[Entries from a visual dataset]
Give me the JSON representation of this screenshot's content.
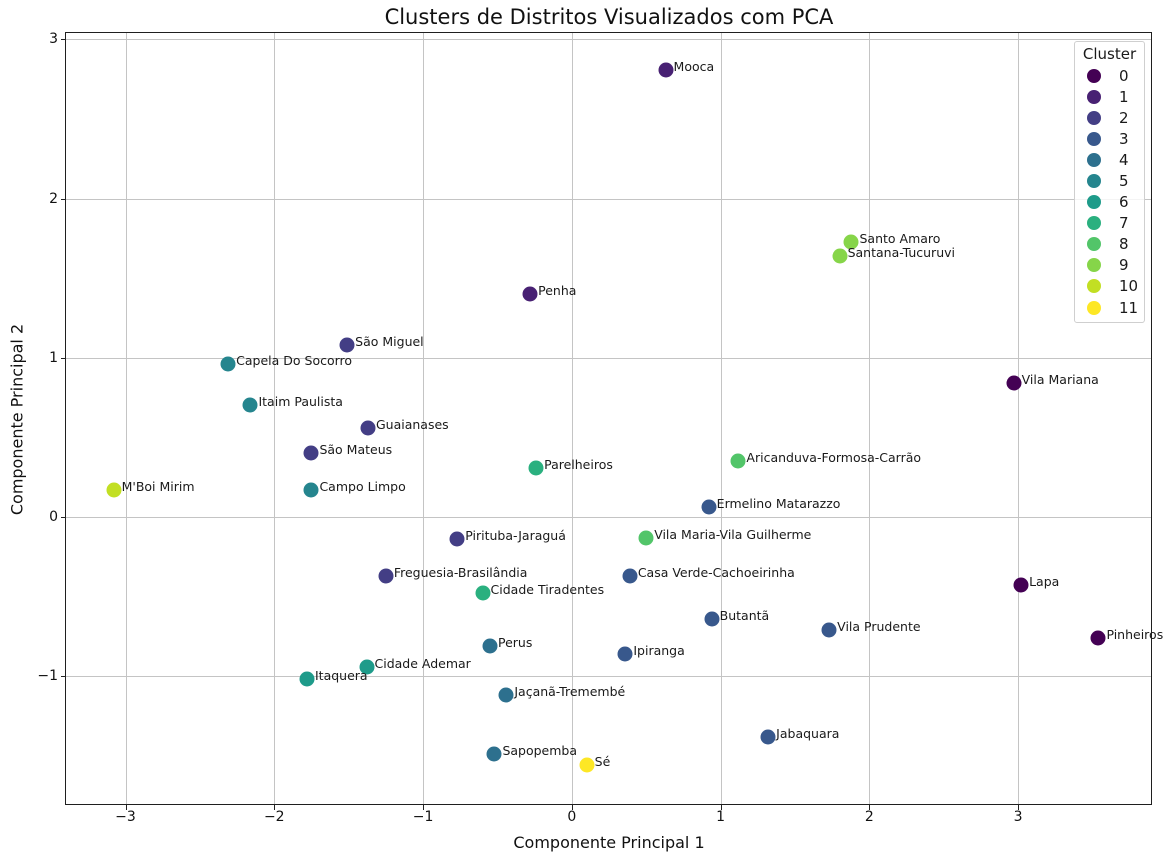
{
  "chart_data": {
    "type": "scatter",
    "title": "Clusters de Distritos Visualizados com PCA",
    "xlabel": "Componente Principal 1",
    "ylabel": "Componente Principal 2",
    "xlim": [
      -3.4,
      3.9
    ],
    "ylim": [
      -1.81,
      3.04
    ],
    "grid": true,
    "xticks": [
      {
        "value": -3,
        "label": "−3"
      },
      {
        "value": -2,
        "label": "−2"
      },
      {
        "value": -1,
        "label": "−1"
      },
      {
        "value": 0,
        "label": "0"
      },
      {
        "value": 1,
        "label": "1"
      },
      {
        "value": 2,
        "label": "2"
      },
      {
        "value": 3,
        "label": "3"
      }
    ],
    "yticks": [
      {
        "value": -1,
        "label": "−1"
      },
      {
        "value": 0,
        "label": "0"
      },
      {
        "value": 1,
        "label": "1"
      },
      {
        "value": 2,
        "label": "2"
      },
      {
        "value": 3,
        "label": "3"
      }
    ],
    "legend": {
      "title": "Cluster",
      "position": "upper right",
      "entries": [
        {
          "label": "0",
          "color": "#440154"
        },
        {
          "label": "1",
          "color": "#482173"
        },
        {
          "label": "2",
          "color": "#433e85"
        },
        {
          "label": "3",
          "color": "#38588c"
        },
        {
          "label": "4",
          "color": "#2d708e"
        },
        {
          "label": "5",
          "color": "#25858e"
        },
        {
          "label": "6",
          "color": "#1e9b8a"
        },
        {
          "label": "7",
          "color": "#2ab07f"
        },
        {
          "label": "8",
          "color": "#52c569"
        },
        {
          "label": "9",
          "color": "#86d549"
        },
        {
          "label": "10",
          "color": "#c2df23"
        },
        {
          "label": "11",
          "color": "#fde725"
        }
      ]
    },
    "points": [
      {
        "label": "Mooca",
        "x": 0.63,
        "y": 2.81,
        "cluster": 1
      },
      {
        "label": "Santo Amaro",
        "x": 1.88,
        "y": 1.73,
        "cluster": 9
      },
      {
        "label": "Santana-Tucuruvi",
        "x": 1.8,
        "y": 1.64,
        "cluster": 9
      },
      {
        "label": "Penha",
        "x": -0.28,
        "y": 1.4,
        "cluster": 1
      },
      {
        "label": "São Miguel",
        "x": -1.51,
        "y": 1.08,
        "cluster": 2
      },
      {
        "label": "Capela Do Socorro",
        "x": -2.31,
        "y": 0.96,
        "cluster": 5
      },
      {
        "label": "Vila Mariana",
        "x": 2.97,
        "y": 0.84,
        "cluster": 0
      },
      {
        "label": "Itaim Paulista",
        "x": -2.16,
        "y": 0.7,
        "cluster": 5
      },
      {
        "label": "Guaianases",
        "x": -1.37,
        "y": 0.56,
        "cluster": 2
      },
      {
        "label": "São Mateus",
        "x": -1.75,
        "y": 0.4,
        "cluster": 2
      },
      {
        "label": "Aricanduva-Formosa-Carrão",
        "x": 1.12,
        "y": 0.35,
        "cluster": 8
      },
      {
        "label": "Parelheiros",
        "x": -0.24,
        "y": 0.31,
        "cluster": 7
      },
      {
        "label": "M'Boi Mirim",
        "x": -3.08,
        "y": 0.17,
        "cluster": 10
      },
      {
        "label": "Campo Limpo",
        "x": -1.75,
        "y": 0.17,
        "cluster": 5
      },
      {
        "label": "Ermelino Matarazzo",
        "x": 0.92,
        "y": 0.06,
        "cluster": 3
      },
      {
        "label": "Vila Maria-Vila Guilherme",
        "x": 0.5,
        "y": -0.13,
        "cluster": 8
      },
      {
        "label": "Pirituba-Jaraguá",
        "x": -0.77,
        "y": -0.14,
        "cluster": 2
      },
      {
        "label": "Freguesia-Brasilândia",
        "x": -1.25,
        "y": -0.37,
        "cluster": 2
      },
      {
        "label": "Casa Verde-Cachoeirinha",
        "x": 0.39,
        "y": -0.37,
        "cluster": 3
      },
      {
        "label": "Lapa",
        "x": 3.02,
        "y": -0.43,
        "cluster": 0
      },
      {
        "label": "Cidade Tiradentes",
        "x": -0.6,
        "y": -0.48,
        "cluster": 7
      },
      {
        "label": "Butantã",
        "x": 0.94,
        "y": -0.64,
        "cluster": 3
      },
      {
        "label": "Vila Prudente",
        "x": 1.73,
        "y": -0.71,
        "cluster": 3
      },
      {
        "label": "Pinheiros",
        "x": 3.54,
        "y": -0.76,
        "cluster": 0
      },
      {
        "label": "Perus",
        "x": -0.55,
        "y": -0.81,
        "cluster": 4
      },
      {
        "label": "Ipiranga",
        "x": 0.36,
        "y": -0.86,
        "cluster": 3
      },
      {
        "label": "Cidade Ademar",
        "x": -1.38,
        "y": -0.94,
        "cluster": 6
      },
      {
        "label": "Itaquera",
        "x": -1.78,
        "y": -1.02,
        "cluster": 6
      },
      {
        "label": "Jaçanã-Tremembé",
        "x": -0.44,
        "y": -1.12,
        "cluster": 4
      },
      {
        "label": "Jabaquara",
        "x": 1.32,
        "y": -1.38,
        "cluster": 3
      },
      {
        "label": "Sapopemba",
        "x": -0.52,
        "y": -1.49,
        "cluster": 4
      },
      {
        "label": "Sé",
        "x": 0.1,
        "y": -1.56,
        "cluster": 11
      }
    ]
  }
}
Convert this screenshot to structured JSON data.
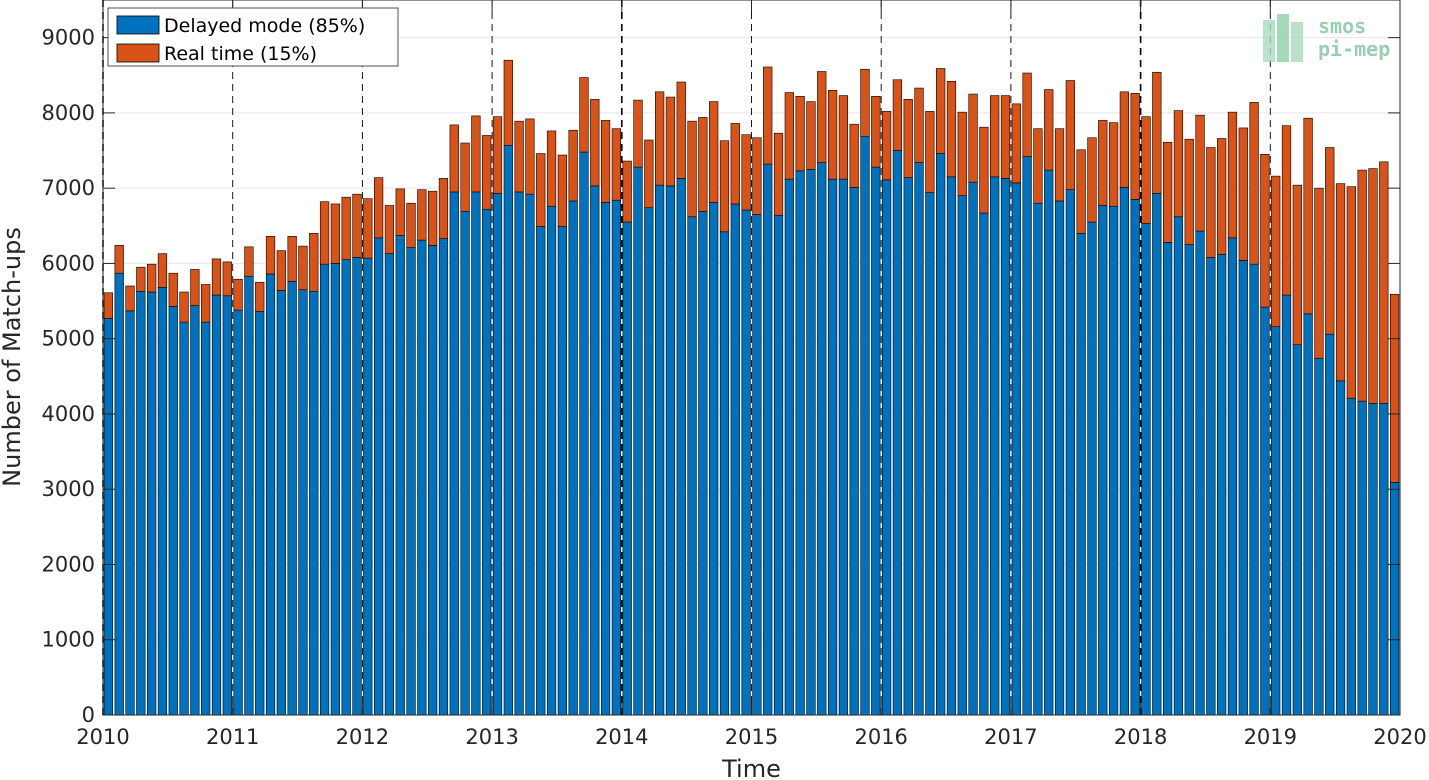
{
  "chart_data": {
    "type": "bar",
    "stacked": true,
    "xlabel": "Time",
    "ylabel": "Number of Match-ups",
    "xlim": [
      2010,
      2020
    ],
    "ylim": [
      0,
      9500
    ],
    "x_ticks": [
      2010,
      2011,
      2012,
      2013,
      2014,
      2015,
      2016,
      2017,
      2018,
      2019,
      2020
    ],
    "y_ticks": [
      0,
      1000,
      2000,
      3000,
      4000,
      5000,
      6000,
      7000,
      8000,
      9000
    ],
    "grid": true,
    "legend_position": "top-left",
    "colors": {
      "delayed": "#0072BD",
      "realtime": "#D95319"
    },
    "logo": {
      "line1": "smos",
      "line2": "pi-mep"
    },
    "series": [
      {
        "name": "Delayed mode (85%)",
        "values": [
          5270,
          5870,
          5370,
          5630,
          5620,
          5680,
          5430,
          5220,
          5440,
          5220,
          5580,
          5570,
          5380,
          5830,
          5360,
          5860,
          5640,
          5760,
          5650,
          5630,
          5990,
          6000,
          6050,
          6080,
          6070,
          6340,
          6130,
          6370,
          6210,
          6310,
          6240,
          6330,
          6950,
          6690,
          6950,
          6720,
          6930,
          7570,
          6950,
          6920,
          6490,
          6760,
          6490,
          6830,
          7480,
          7030,
          6810,
          6840,
          6550,
          7280,
          6740,
          7040,
          7030,
          7130,
          6620,
          6690,
          6810,
          6420,
          6790,
          6710,
          6650,
          7320,
          6640,
          7120,
          7230,
          7250,
          7340,
          7120,
          7120,
          7010,
          7690,
          7280,
          7110,
          7500,
          7140,
          7340,
          6940,
          7460,
          7150,
          6900,
          7080,
          6670,
          7150,
          7130,
          7070,
          7420,
          6800,
          7240,
          6830,
          6980,
          6400,
          6550,
          6770,
          6760,
          7010,
          6850,
          6530,
          6930,
          6280,
          6620,
          6250,
          6430,
          6080,
          6120,
          6340,
          6040,
          5990,
          5420,
          5160,
          5580,
          4920,
          5330,
          4740,
          5060,
          4440,
          4210,
          4170,
          4140,
          4140,
          3090
        ]
      },
      {
        "name": "Real time (15%)",
        "values": [
          340,
          370,
          330,
          320,
          370,
          450,
          440,
          400,
          480,
          500,
          480,
          450,
          410,
          390,
          390,
          500,
          530,
          600,
          580,
          770,
          830,
          790,
          830,
          840,
          790,
          800,
          640,
          620,
          590,
          670,
          720,
          800,
          890,
          910,
          1010,
          980,
          1020,
          1130,
          940,
          1000,
          970,
          1000,
          950,
          940,
          990,
          1150,
          1090,
          950,
          810,
          890,
          900,
          1240,
          1180,
          1280,
          1270,
          1250,
          1340,
          1210,
          1070,
          1000,
          1020,
          1290,
          1090,
          1150,
          990,
          900,
          1210,
          1180,
          1110,
          840,
          890,
          940,
          910,
          940,
          1040,
          990,
          1080,
          1130,
          1270,
          1110,
          1170,
          1140,
          1080,
          1100,
          1050,
          1110,
          990,
          1070,
          960,
          1450,
          1110,
          1120,
          1130,
          1110,
          1270,
          1410,
          1420,
          1610,
          1330,
          1410,
          1400,
          1540,
          1460,
          1540,
          1670,
          1760,
          2150,
          2030,
          2000,
          2250,
          2120,
          2600,
          2260,
          2480,
          2620,
          2810,
          3070,
          3120,
          3210,
          2500
        ]
      }
    ]
  }
}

What you should do: Which lines hold the word "name"? Copy all of them.

In response:
        "name": "Delayed mode (85%)",
        "name": "Real time (15%)",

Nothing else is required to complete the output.